▶ [Required work]
Without including the pictures, copy out every line below.

═════ Provided records

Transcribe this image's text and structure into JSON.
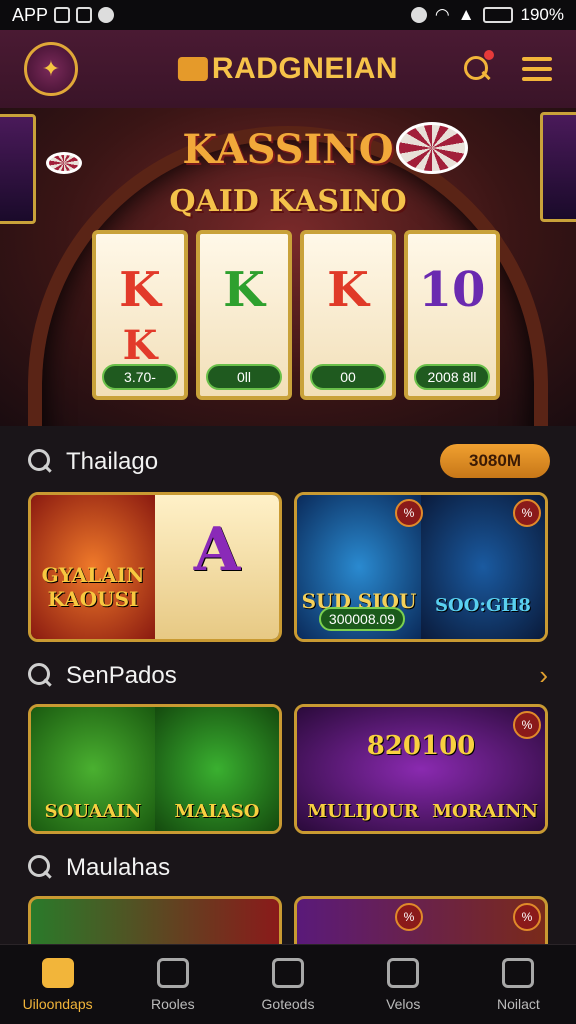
{
  "status_bar": {
    "app": "APP",
    "battery": "190%"
  },
  "header": {
    "brand": "RADGNEIAN"
  },
  "hero": {
    "title": "KASSINO",
    "subtitle": "QAID KASINO",
    "reels": [
      {
        "top": "K",
        "bottom": "K",
        "label": "3.70-",
        "top_color": "#e23a2a"
      },
      {
        "top": "K",
        "bottom": "",
        "label": "0ll",
        "top_color": "#2ea02e"
      },
      {
        "top": "K",
        "bottom": "",
        "label": "00",
        "top_color": "#e03a28"
      },
      {
        "top": "10",
        "bottom": "",
        "label": "2008 8ll",
        "top_color": "#6a2ab0"
      }
    ]
  },
  "sections": [
    {
      "title": "Thailago",
      "pill": "3080M"
    },
    {
      "title": "SenPados"
    },
    {
      "title": "Maulahas"
    }
  ],
  "cards": {
    "row1": [
      {
        "left_text": "GYALAIN KAOUSI",
        "right_text": "A",
        "badge": ""
      },
      {
        "left_text": "SUD SIOU",
        "right_text": "SOO:GH8",
        "badge": "300008.09"
      }
    ],
    "row2": [
      {
        "left_text": "SOUAAIN",
        "right_text": "MAIASO"
      },
      {
        "left_text": "MULIJOUR",
        "right_text": "MORAINN",
        "center_text": "820100"
      }
    ]
  },
  "tabbar": {
    "items": [
      {
        "label": "Uiloondaps",
        "icon": "home-icon"
      },
      {
        "label": "Rooles",
        "icon": "search-icon"
      },
      {
        "label": "Goteods",
        "icon": "lock-icon"
      },
      {
        "label": "Velos",
        "icon": "dial-icon"
      },
      {
        "label": "Noilact",
        "icon": "bag-icon"
      }
    ]
  }
}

══════════

▶ [Output of the task]
Transcribe this image's text and structure into JSON.
{
  "status_bar": {
    "app": "APP",
    "battery": "190%"
  },
  "header": {
    "brand": "RADGNEIAN"
  },
  "hero": {
    "title": "KASSINO",
    "subtitle": "QAID KASINO",
    "reels": [
      {
        "top": "K",
        "bottom": "K",
        "label": "3.70-",
        "top_color": "#e23a2a"
      },
      {
        "top": "K",
        "bottom": "",
        "label": "0ll",
        "top_color": "#2ea02e"
      },
      {
        "top": "K",
        "bottom": "",
        "label": "00",
        "top_color": "#e03a28"
      },
      {
        "top": "10",
        "bottom": "",
        "label": "2008 8ll",
        "top_color": "#6a2ab0"
      }
    ]
  },
  "sections": [
    {
      "title": "Thailago",
      "pill": "3080M"
    },
    {
      "title": "SenPados"
    },
    {
      "title": "Maulahas"
    }
  ],
  "cards": {
    "row1": [
      {
        "left_text": "GYALAIN KAOUSI",
        "right_text": "A",
        "badge": ""
      },
      {
        "left_text": "SUD SIOU",
        "right_text": "SOO:GH8",
        "badge": "300008.09"
      }
    ],
    "row2": [
      {
        "left_text": "SOUAAIN",
        "right_text": "MAIASO"
      },
      {
        "left_text": "MULIJOUR",
        "right_text": "MORAINN",
        "center_text": "820100"
      }
    ]
  },
  "tabbar": {
    "items": [
      {
        "label": "Uiloondaps",
        "icon": "home-icon"
      },
      {
        "label": "Rooles",
        "icon": "search-icon"
      },
      {
        "label": "Goteods",
        "icon": "lock-icon"
      },
      {
        "label": "Velos",
        "icon": "dial-icon"
      },
      {
        "label": "Noilact",
        "icon": "bag-icon"
      }
    ]
  }
}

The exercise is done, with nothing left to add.